WHAT NEEDS TO BE DONE: Which lines in the records below contain the word "JSON"? Copy each of them.

* * * *

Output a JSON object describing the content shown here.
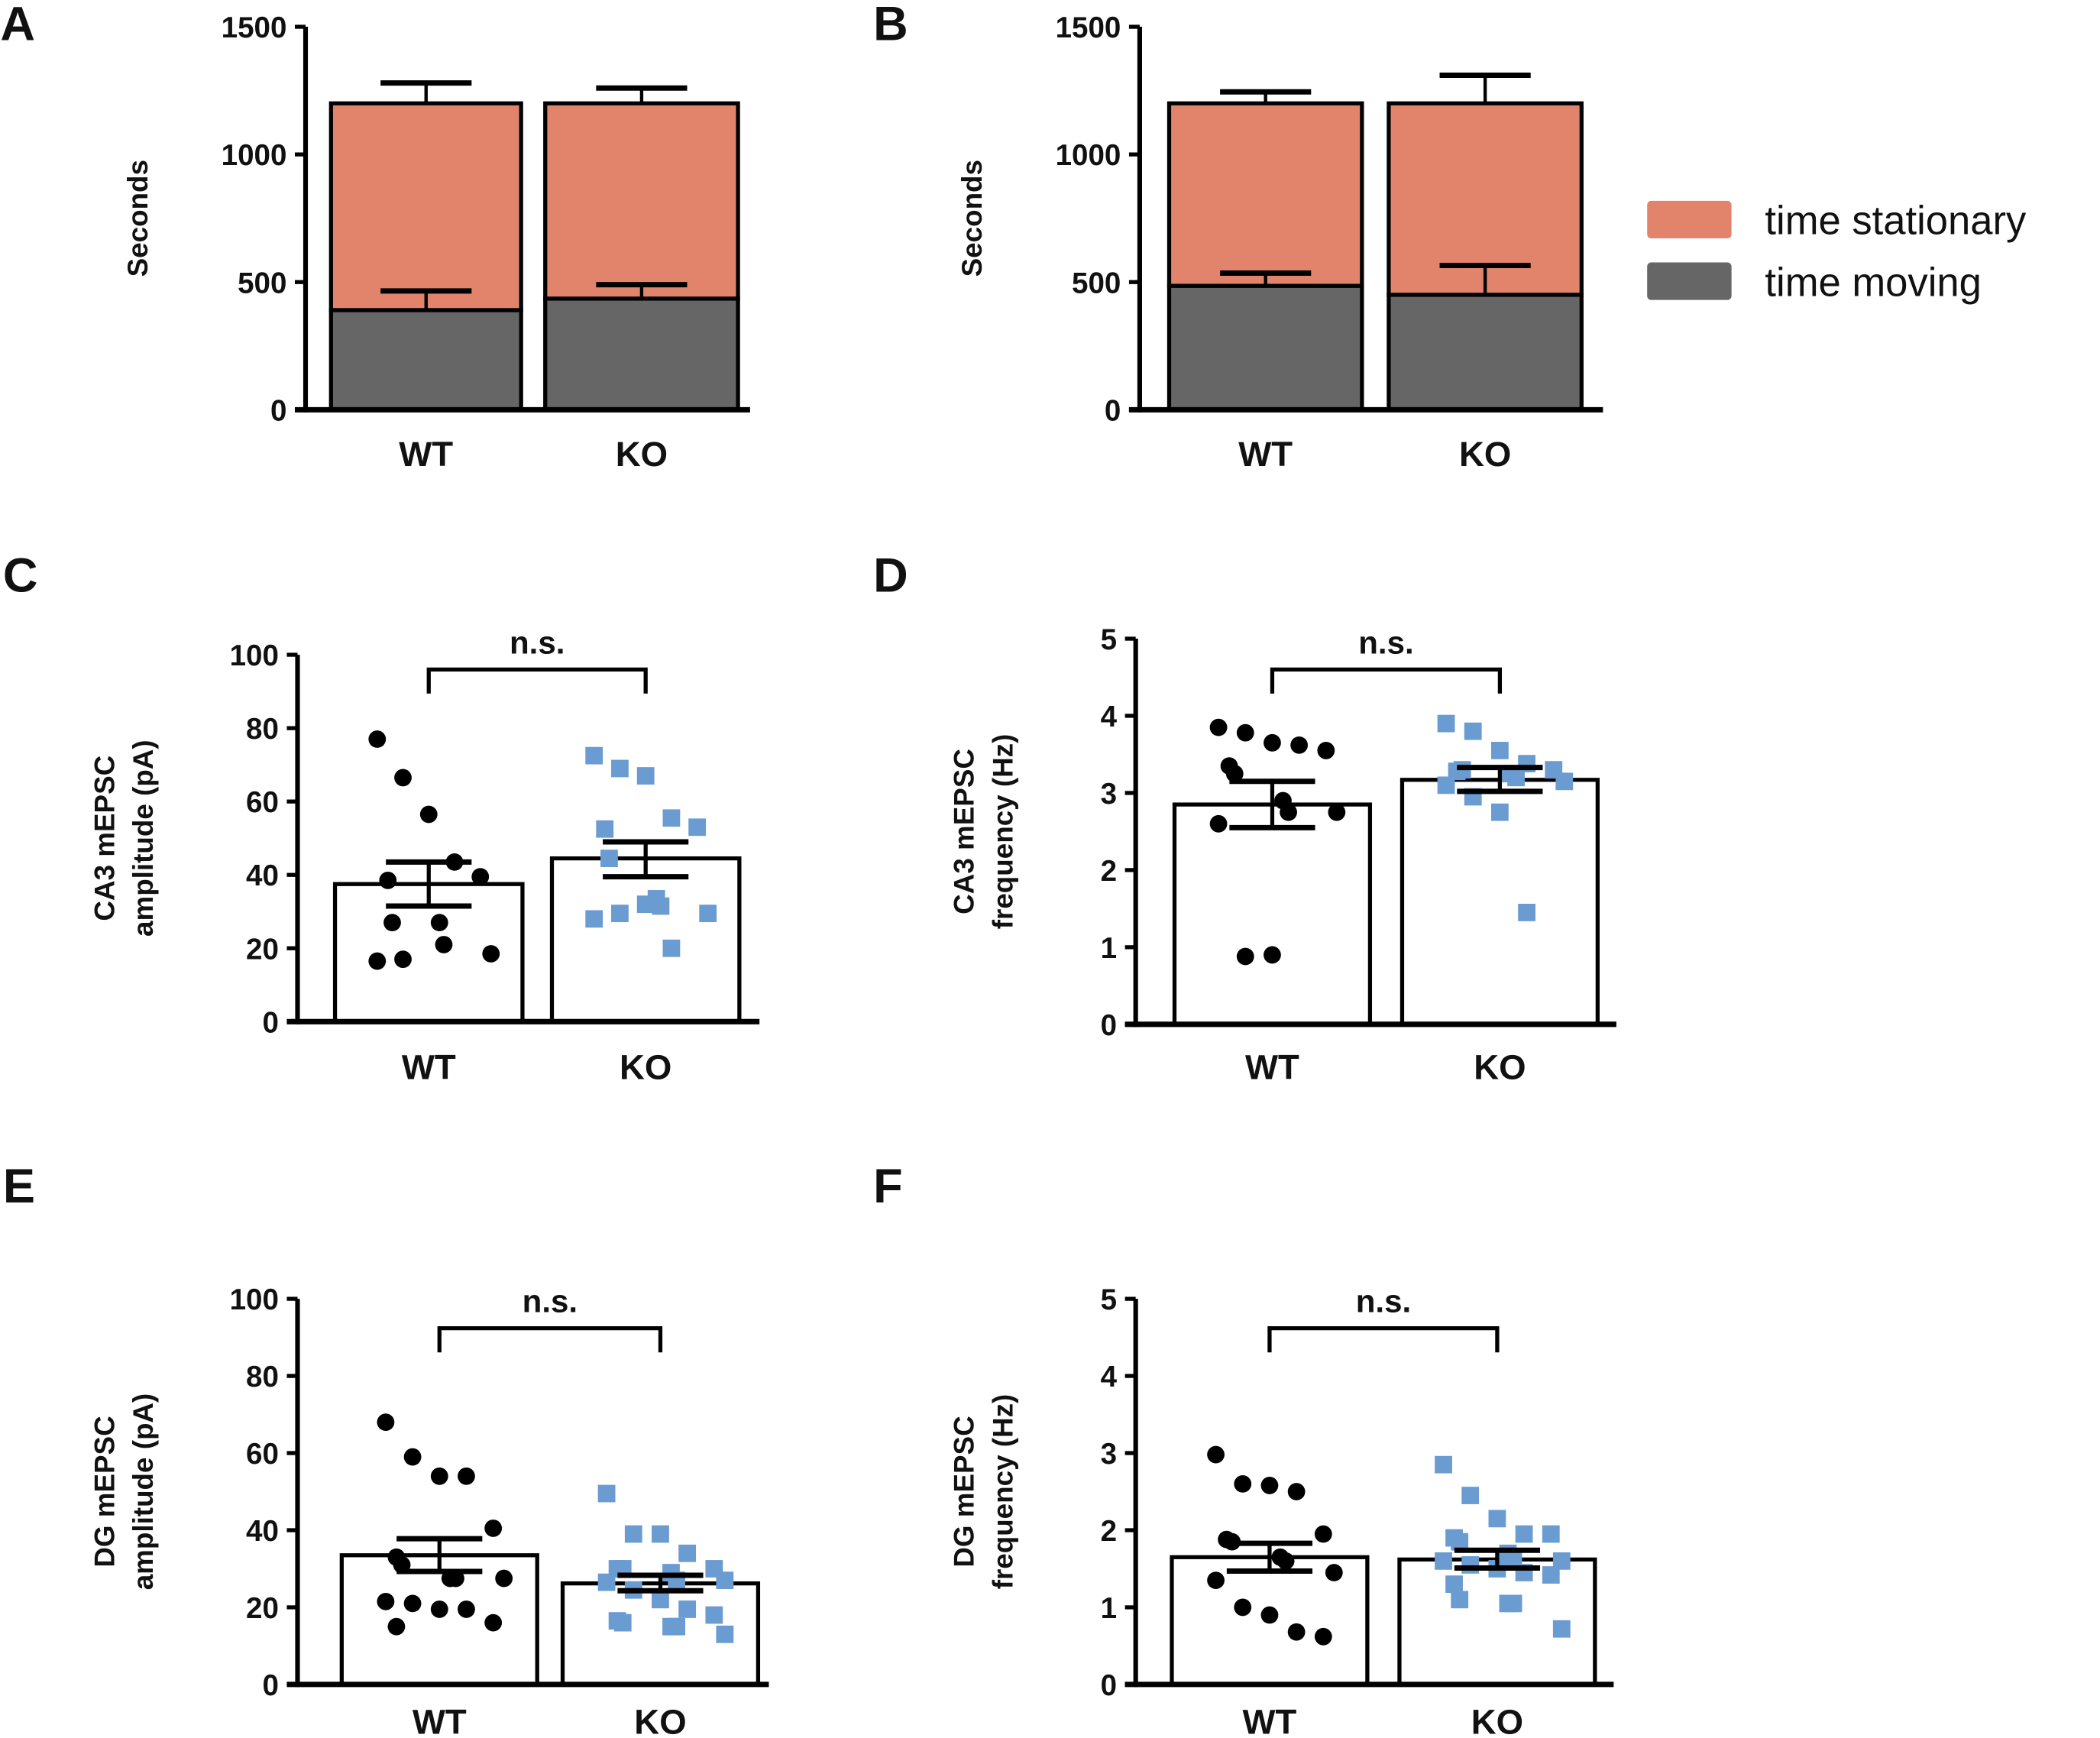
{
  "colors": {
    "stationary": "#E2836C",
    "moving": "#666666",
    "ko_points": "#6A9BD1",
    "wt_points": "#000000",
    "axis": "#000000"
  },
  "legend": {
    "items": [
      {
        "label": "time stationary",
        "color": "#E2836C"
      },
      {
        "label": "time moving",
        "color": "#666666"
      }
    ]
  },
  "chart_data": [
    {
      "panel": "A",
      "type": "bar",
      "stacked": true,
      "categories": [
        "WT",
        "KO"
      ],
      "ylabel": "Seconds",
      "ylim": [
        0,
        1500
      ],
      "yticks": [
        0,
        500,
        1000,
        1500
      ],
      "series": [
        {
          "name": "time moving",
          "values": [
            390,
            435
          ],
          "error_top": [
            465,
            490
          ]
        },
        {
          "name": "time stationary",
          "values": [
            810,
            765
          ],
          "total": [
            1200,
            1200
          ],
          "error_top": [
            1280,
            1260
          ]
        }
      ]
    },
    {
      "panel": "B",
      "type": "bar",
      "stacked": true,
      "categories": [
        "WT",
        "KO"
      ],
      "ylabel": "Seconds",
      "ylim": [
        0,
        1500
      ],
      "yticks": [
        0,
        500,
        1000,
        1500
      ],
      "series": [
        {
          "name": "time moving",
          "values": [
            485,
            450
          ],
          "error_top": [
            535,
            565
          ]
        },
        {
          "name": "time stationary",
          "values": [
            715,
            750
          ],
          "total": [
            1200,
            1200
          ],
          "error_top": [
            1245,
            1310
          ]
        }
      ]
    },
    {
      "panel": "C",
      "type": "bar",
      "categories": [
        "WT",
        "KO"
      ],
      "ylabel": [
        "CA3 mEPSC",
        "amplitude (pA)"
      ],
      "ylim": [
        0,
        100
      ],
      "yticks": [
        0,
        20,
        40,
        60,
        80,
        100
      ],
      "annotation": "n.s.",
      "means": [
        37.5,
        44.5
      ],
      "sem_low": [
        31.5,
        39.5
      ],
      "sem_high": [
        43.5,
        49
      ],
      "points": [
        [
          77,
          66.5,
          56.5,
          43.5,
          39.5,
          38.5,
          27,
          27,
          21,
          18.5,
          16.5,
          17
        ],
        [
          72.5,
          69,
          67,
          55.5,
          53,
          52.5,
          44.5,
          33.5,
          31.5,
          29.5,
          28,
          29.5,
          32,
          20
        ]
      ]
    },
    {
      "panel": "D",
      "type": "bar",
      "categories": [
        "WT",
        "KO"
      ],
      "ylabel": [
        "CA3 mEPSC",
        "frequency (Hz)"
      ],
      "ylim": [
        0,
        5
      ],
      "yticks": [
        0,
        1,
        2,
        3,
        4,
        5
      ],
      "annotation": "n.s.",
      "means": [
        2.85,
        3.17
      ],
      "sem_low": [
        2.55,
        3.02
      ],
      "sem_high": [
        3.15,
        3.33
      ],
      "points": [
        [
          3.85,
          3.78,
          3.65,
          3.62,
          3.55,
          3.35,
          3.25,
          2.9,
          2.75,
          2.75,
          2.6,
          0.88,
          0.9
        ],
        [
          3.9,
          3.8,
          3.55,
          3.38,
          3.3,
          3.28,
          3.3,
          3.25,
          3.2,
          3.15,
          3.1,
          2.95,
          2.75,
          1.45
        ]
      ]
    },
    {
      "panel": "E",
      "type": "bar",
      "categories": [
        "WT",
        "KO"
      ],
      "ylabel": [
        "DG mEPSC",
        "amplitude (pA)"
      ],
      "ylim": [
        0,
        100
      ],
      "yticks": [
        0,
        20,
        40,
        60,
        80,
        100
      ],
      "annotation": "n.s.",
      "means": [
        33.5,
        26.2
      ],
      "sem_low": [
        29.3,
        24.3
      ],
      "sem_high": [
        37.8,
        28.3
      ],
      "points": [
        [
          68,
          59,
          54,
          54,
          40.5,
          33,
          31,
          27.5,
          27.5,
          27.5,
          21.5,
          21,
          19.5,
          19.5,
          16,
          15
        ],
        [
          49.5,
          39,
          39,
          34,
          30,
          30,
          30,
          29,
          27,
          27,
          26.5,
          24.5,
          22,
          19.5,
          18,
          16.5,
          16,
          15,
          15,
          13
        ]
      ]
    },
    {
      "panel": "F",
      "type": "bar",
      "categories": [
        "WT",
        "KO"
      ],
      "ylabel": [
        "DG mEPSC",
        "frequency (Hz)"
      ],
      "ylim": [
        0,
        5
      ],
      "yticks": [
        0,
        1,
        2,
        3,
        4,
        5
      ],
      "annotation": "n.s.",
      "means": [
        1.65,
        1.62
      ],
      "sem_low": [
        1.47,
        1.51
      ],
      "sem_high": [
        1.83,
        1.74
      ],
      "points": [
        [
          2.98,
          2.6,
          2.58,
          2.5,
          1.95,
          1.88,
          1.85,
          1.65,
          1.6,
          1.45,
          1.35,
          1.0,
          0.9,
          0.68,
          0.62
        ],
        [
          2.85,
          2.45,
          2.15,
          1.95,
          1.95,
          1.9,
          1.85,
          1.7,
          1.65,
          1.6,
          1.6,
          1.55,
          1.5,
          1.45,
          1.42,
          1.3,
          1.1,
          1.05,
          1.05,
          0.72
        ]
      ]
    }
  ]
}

* * * *

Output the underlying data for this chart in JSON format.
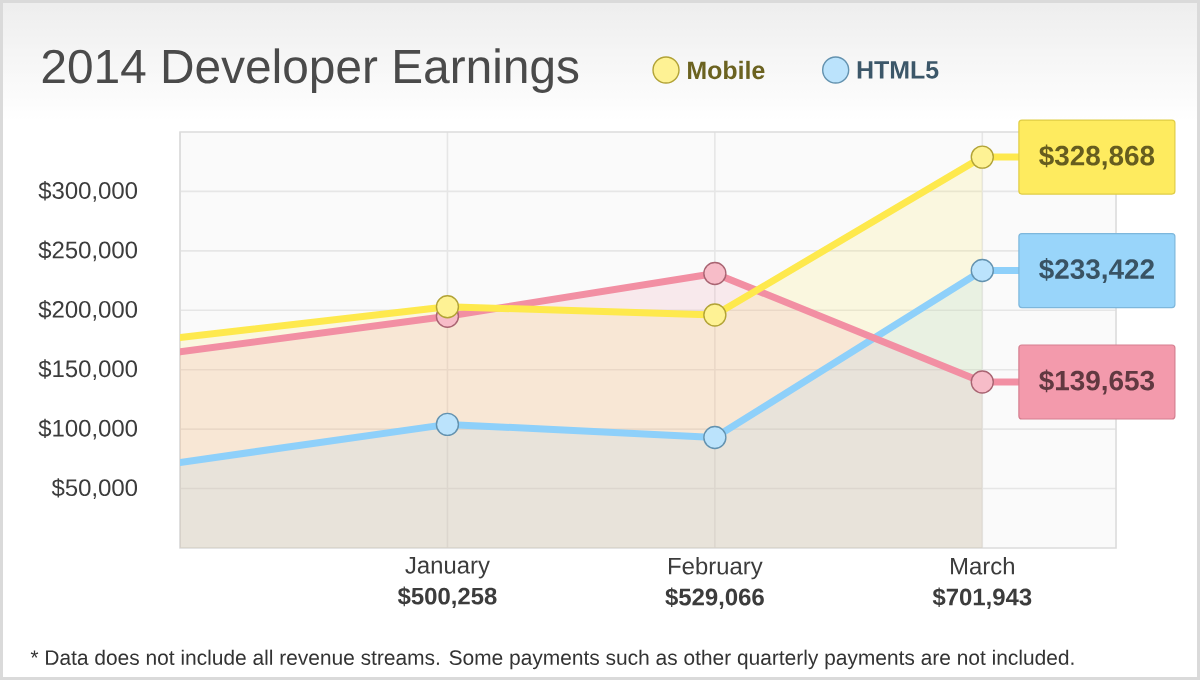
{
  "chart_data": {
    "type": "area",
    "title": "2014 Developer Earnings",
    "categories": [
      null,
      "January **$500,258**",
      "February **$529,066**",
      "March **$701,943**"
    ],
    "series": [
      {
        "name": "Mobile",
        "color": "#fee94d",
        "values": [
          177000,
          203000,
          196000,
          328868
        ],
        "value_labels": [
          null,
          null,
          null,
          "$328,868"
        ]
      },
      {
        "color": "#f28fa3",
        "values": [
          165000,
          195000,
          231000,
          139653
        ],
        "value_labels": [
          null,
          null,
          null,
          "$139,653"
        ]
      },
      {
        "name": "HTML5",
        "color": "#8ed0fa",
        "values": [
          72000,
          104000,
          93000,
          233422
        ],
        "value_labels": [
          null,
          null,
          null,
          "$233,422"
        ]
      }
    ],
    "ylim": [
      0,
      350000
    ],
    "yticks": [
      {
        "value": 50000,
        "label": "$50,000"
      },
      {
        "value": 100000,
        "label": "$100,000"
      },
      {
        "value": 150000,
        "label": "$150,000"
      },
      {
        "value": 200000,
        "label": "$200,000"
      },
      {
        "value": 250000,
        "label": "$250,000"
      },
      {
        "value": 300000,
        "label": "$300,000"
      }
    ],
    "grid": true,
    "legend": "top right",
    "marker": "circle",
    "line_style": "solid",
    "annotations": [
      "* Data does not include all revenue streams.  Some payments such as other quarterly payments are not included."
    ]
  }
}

* * * *

COMPLETED EXERCISE:
Output a JSON object describing the content shown here.
Output the underlying data for this chart in JSON format.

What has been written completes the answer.